__TO BE DONE__. Return the lines below that carry the word "복수전공".

>> BEGIN SOURCE MATERIAL

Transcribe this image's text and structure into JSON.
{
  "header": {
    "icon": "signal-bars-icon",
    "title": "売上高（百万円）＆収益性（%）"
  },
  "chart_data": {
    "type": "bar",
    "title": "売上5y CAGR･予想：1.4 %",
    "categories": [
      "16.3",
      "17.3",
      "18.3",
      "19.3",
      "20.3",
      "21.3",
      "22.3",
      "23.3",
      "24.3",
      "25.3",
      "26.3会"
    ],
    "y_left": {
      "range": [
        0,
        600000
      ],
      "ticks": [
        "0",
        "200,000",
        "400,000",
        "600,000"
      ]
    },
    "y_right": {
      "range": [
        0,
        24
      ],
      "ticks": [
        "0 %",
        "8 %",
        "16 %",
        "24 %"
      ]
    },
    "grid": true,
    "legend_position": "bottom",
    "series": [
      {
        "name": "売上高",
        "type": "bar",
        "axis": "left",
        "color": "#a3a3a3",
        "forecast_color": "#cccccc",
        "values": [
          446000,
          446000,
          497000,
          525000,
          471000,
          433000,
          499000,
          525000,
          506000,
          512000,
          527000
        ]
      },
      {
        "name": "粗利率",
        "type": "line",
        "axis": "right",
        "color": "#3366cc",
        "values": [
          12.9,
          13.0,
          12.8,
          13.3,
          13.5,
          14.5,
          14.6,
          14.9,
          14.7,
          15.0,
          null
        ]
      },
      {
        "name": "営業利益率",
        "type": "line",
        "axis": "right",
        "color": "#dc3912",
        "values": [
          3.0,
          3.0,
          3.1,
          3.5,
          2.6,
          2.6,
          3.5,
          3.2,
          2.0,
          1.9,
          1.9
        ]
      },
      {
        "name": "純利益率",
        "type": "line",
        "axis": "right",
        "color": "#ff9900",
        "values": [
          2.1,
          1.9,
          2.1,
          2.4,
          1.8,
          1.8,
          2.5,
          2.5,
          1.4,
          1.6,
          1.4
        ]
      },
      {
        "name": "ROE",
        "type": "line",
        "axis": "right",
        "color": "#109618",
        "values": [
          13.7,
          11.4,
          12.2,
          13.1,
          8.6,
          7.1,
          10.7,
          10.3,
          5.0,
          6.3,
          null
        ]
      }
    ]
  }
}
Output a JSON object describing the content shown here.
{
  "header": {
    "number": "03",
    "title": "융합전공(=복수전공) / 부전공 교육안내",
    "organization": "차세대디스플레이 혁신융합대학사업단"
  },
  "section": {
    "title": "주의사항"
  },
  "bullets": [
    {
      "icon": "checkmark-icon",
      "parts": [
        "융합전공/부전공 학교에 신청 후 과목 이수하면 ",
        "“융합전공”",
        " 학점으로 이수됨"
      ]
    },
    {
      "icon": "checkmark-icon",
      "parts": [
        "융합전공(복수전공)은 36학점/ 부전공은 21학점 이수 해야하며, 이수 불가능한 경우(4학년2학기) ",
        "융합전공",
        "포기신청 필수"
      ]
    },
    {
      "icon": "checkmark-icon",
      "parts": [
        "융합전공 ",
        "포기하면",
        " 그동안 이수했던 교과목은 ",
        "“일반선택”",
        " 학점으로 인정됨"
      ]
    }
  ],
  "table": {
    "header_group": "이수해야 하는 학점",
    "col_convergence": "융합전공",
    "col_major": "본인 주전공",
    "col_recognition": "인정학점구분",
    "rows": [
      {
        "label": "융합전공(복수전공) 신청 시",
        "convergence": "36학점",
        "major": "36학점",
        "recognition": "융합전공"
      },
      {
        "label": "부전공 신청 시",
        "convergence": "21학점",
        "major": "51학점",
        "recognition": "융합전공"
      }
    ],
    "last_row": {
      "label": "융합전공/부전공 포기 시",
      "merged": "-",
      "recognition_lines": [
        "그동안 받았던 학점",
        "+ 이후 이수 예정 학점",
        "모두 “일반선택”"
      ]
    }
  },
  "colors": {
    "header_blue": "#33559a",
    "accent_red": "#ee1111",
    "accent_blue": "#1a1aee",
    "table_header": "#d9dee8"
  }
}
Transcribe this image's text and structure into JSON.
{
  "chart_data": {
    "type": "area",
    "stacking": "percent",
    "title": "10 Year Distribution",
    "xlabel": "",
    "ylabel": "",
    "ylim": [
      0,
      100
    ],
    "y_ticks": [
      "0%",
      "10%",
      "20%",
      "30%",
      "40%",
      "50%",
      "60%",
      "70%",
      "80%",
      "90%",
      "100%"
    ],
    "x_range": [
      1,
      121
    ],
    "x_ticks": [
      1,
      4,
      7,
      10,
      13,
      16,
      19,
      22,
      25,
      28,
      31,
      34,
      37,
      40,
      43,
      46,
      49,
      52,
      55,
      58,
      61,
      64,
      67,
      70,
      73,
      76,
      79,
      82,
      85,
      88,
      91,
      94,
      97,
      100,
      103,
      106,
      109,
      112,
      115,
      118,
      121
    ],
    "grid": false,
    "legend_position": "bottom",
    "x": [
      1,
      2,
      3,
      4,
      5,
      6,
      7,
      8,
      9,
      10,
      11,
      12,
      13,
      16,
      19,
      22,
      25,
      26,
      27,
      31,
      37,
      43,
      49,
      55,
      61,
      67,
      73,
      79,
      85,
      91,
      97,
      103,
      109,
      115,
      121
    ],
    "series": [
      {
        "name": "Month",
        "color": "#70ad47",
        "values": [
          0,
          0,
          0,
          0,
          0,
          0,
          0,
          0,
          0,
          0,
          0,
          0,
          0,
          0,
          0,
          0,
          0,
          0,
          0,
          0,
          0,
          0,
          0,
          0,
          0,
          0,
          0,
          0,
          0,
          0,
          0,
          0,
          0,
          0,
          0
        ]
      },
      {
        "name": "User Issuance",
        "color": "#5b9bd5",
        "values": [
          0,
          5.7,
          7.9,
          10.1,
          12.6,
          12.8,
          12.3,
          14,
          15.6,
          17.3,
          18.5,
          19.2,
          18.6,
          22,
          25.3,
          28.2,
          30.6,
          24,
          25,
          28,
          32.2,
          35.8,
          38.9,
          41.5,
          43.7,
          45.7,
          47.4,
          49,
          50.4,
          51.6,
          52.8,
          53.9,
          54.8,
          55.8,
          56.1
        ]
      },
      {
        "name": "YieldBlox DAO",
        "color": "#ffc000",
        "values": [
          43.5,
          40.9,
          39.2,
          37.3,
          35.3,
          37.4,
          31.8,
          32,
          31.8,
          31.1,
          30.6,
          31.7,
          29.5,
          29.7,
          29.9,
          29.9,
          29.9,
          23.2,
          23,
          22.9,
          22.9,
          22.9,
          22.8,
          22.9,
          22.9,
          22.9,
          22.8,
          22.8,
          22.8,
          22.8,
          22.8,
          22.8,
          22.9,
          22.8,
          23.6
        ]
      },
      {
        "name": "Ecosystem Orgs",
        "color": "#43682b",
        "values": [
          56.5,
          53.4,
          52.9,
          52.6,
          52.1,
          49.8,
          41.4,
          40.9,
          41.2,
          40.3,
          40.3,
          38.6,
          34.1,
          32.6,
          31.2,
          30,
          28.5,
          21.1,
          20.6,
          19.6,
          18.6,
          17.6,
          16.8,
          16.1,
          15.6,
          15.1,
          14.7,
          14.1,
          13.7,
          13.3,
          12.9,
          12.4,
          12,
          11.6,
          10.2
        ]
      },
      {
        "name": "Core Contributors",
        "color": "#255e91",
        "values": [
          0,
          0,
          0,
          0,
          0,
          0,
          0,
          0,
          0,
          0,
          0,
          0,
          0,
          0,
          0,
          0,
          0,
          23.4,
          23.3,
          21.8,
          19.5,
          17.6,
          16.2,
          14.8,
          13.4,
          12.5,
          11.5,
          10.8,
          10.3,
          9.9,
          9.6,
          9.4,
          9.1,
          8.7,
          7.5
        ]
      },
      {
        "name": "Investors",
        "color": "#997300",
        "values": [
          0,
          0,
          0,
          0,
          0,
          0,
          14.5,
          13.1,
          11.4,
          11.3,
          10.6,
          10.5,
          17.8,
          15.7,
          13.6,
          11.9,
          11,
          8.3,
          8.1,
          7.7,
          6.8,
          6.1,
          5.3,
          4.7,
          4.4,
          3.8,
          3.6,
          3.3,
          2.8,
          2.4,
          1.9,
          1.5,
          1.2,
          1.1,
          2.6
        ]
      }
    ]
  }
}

>> END SOURCE MATERIAL

__ANSWER FOR THIS EXERCISE__.
    "title": "융합전공(=복수전공) / 부전공 교육안내",
        "융합전공(복수전공)은 36학점/ 부전공은 21학점 이수 해야하며, 이수 불가능한 경우(4학년2학기) ",
        "label": "융합전공(복수전공) 신청 시",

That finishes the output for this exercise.